[Problem]:
Identify the lines that contain the word "науково" and copy each one.

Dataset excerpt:
***
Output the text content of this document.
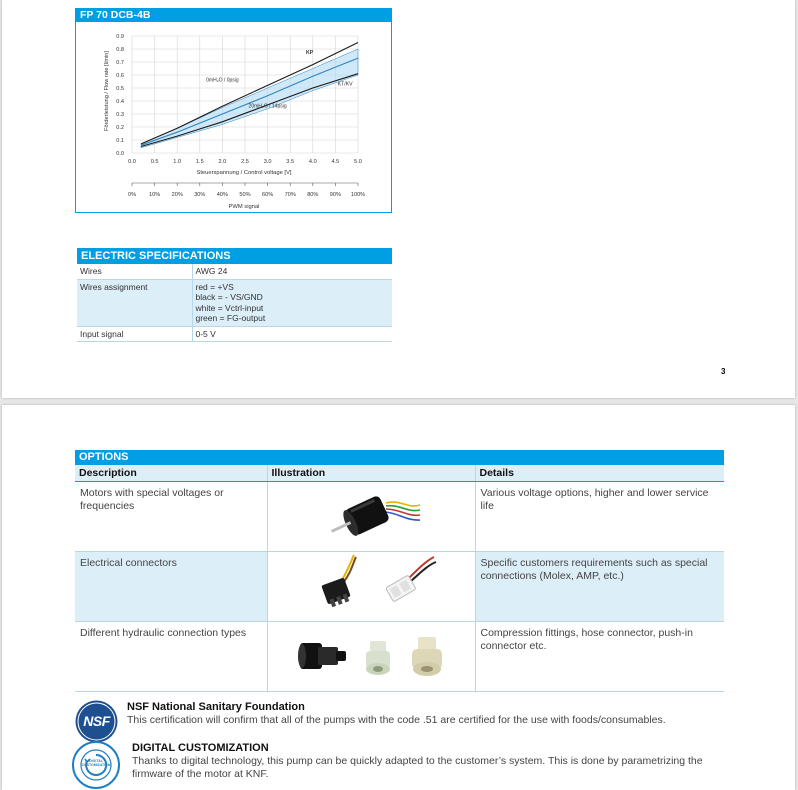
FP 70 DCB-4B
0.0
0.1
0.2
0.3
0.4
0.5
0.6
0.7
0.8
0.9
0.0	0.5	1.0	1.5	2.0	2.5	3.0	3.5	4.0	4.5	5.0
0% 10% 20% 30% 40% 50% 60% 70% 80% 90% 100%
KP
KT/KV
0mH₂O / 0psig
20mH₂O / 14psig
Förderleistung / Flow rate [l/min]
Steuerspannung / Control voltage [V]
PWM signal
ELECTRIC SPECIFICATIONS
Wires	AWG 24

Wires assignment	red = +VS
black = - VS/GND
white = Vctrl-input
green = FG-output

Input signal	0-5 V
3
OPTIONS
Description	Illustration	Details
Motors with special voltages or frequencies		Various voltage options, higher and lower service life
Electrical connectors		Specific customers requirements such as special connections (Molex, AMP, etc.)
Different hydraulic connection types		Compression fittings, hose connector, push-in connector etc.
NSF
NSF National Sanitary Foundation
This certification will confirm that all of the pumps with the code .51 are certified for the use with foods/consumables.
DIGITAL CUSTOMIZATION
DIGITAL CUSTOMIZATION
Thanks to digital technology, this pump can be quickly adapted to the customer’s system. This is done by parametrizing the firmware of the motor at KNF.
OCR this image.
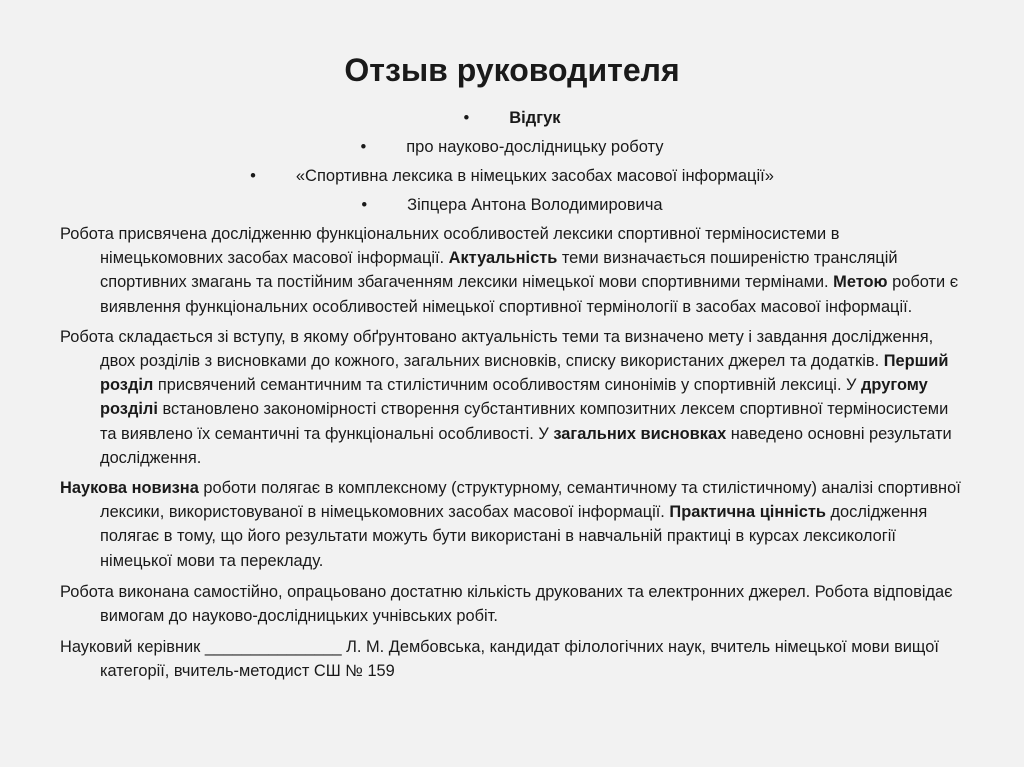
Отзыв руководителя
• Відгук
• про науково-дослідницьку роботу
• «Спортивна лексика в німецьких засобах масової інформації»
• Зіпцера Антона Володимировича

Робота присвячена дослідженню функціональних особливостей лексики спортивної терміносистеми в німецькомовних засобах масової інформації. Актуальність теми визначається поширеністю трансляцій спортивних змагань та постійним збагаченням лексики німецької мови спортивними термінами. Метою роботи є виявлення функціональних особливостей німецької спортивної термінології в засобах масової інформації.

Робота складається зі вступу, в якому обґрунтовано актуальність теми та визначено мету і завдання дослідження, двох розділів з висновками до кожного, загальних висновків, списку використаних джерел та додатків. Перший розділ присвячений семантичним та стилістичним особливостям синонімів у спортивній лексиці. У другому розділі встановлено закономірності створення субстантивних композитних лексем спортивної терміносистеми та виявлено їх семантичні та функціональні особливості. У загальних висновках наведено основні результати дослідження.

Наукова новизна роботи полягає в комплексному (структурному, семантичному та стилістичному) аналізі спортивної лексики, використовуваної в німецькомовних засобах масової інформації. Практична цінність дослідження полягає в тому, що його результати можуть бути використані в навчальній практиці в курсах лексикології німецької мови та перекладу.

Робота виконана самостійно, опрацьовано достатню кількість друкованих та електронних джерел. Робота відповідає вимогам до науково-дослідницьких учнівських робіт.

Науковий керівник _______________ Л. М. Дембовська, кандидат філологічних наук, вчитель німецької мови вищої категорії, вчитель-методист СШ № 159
***
[Complete answer]:
• про науково-дослідницьку роботу
Робота виконана самостійно, опрацьовано достатню кількість друкованих та електронних джерел. Робота відповідає вимогам до науково-дослідницьких учнівських робіт.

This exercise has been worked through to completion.